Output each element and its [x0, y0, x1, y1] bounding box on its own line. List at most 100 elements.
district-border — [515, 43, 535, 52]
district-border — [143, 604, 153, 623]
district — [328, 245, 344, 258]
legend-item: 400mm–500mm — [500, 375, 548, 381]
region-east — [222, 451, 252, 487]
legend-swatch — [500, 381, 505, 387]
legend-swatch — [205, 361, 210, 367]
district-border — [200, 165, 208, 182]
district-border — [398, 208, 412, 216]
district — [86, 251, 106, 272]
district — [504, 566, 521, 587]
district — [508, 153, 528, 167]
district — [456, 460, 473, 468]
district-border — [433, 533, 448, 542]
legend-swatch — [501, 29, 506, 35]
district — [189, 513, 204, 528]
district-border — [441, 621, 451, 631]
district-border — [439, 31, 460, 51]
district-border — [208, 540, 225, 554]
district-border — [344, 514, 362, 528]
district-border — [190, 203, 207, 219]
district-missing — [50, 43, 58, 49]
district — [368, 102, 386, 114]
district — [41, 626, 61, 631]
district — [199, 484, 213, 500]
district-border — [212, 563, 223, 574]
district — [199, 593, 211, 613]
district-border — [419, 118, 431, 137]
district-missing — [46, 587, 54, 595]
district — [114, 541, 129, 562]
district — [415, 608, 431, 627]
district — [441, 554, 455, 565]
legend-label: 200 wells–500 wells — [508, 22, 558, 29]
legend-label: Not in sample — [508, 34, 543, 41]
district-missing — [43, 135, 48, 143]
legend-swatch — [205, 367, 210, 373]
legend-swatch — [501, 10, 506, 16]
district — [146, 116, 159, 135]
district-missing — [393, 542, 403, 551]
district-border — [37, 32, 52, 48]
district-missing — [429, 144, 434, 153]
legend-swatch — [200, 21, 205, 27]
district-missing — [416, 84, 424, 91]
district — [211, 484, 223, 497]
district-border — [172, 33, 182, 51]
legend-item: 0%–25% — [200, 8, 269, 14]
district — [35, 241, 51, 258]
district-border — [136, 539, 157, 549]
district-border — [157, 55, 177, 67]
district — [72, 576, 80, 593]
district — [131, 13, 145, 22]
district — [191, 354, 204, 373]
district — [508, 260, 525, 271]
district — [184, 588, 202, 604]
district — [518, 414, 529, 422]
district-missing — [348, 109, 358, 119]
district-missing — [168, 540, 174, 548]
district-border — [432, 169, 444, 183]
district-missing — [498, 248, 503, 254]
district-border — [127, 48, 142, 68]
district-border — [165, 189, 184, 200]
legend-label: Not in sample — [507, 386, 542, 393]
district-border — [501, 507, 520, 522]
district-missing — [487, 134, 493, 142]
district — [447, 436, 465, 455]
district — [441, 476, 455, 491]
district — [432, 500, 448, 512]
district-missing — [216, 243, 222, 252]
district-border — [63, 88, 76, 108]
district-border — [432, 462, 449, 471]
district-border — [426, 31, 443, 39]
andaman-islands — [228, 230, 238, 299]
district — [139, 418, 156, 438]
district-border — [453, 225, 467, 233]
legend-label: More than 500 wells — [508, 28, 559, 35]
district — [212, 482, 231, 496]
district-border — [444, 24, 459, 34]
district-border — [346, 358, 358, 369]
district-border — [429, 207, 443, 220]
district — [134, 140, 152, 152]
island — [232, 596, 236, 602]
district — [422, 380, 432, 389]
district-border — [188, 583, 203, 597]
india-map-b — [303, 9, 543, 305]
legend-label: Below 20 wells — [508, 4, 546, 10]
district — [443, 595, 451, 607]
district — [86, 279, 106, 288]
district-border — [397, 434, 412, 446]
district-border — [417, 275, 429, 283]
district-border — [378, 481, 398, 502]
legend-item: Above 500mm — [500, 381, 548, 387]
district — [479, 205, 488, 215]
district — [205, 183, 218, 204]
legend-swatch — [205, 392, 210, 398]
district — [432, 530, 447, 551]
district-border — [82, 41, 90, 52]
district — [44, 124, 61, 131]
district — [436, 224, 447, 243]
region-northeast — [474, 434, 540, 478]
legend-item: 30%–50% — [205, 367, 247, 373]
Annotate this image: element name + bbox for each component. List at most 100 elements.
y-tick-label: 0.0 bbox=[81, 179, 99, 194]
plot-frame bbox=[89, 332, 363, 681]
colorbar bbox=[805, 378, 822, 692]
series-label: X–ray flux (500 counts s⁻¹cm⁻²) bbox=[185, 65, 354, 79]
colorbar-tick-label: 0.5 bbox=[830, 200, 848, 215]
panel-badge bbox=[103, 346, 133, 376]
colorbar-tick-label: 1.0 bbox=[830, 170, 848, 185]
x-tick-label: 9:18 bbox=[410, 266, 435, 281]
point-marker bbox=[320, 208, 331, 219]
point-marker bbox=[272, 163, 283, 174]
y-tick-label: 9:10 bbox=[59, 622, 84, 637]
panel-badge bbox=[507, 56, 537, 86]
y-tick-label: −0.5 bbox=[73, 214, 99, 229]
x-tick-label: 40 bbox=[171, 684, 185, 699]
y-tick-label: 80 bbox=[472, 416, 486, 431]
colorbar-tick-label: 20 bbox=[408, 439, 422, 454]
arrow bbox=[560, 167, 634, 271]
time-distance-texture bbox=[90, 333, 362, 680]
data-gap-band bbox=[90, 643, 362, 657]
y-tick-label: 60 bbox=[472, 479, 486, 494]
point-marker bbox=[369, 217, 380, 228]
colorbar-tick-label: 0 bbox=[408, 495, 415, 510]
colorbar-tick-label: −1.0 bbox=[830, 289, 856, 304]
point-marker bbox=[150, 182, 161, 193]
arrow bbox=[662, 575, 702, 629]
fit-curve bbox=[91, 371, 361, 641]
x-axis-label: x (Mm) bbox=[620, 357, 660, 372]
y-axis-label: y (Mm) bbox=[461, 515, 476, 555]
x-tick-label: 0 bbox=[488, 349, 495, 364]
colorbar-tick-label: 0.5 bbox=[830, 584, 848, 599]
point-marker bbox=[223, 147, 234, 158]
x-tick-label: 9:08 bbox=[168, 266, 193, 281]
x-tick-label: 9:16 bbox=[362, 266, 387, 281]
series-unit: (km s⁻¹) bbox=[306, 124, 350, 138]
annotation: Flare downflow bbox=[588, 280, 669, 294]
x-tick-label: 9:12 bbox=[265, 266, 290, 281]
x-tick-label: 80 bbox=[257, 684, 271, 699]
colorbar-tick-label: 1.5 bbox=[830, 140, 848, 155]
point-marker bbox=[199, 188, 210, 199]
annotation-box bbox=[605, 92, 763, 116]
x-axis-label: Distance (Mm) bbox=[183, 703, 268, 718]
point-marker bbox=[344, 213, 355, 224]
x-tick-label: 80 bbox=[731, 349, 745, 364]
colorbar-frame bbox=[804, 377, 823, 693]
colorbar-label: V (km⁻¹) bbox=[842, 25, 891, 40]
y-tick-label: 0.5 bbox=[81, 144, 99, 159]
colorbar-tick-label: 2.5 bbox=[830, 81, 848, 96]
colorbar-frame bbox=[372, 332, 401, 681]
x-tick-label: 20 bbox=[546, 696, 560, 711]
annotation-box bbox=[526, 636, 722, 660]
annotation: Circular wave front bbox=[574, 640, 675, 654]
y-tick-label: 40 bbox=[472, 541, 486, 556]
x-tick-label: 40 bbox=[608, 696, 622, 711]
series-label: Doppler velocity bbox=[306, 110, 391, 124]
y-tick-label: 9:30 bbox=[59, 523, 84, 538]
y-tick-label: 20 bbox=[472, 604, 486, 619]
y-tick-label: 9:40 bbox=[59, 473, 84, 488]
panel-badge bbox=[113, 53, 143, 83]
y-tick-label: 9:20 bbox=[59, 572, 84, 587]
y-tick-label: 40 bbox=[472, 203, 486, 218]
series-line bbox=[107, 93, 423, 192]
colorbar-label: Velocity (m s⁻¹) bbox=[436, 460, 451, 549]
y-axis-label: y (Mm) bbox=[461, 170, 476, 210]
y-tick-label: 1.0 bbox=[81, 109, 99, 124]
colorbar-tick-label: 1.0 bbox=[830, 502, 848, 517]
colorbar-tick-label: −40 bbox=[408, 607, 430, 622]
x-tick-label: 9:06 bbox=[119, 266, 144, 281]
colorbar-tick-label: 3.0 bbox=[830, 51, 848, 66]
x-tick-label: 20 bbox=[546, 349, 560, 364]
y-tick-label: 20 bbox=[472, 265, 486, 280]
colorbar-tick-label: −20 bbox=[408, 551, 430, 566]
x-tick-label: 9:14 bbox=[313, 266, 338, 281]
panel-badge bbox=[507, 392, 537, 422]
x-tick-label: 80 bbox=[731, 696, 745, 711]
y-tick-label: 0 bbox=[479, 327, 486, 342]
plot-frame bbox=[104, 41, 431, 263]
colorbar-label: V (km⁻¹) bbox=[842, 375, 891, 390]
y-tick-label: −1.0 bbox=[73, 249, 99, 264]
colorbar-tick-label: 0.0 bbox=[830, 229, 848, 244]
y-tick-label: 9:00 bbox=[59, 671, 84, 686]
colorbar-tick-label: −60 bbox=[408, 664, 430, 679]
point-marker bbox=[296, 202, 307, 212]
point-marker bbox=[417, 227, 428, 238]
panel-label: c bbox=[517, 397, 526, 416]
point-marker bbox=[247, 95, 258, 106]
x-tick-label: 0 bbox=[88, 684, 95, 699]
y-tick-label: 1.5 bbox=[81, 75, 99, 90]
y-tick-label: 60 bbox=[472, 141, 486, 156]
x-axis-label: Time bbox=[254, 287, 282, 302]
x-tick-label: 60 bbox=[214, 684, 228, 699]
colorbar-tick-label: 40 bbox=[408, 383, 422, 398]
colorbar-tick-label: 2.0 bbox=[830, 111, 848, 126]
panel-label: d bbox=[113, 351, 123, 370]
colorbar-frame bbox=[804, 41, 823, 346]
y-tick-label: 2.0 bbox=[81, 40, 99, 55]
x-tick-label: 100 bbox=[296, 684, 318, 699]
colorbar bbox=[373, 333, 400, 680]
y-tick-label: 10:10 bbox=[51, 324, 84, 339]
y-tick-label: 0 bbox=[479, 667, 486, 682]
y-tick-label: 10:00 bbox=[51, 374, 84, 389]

Exercise — How many lines in the entries above contain the string "point"? Give only the number.

Problem solution — 10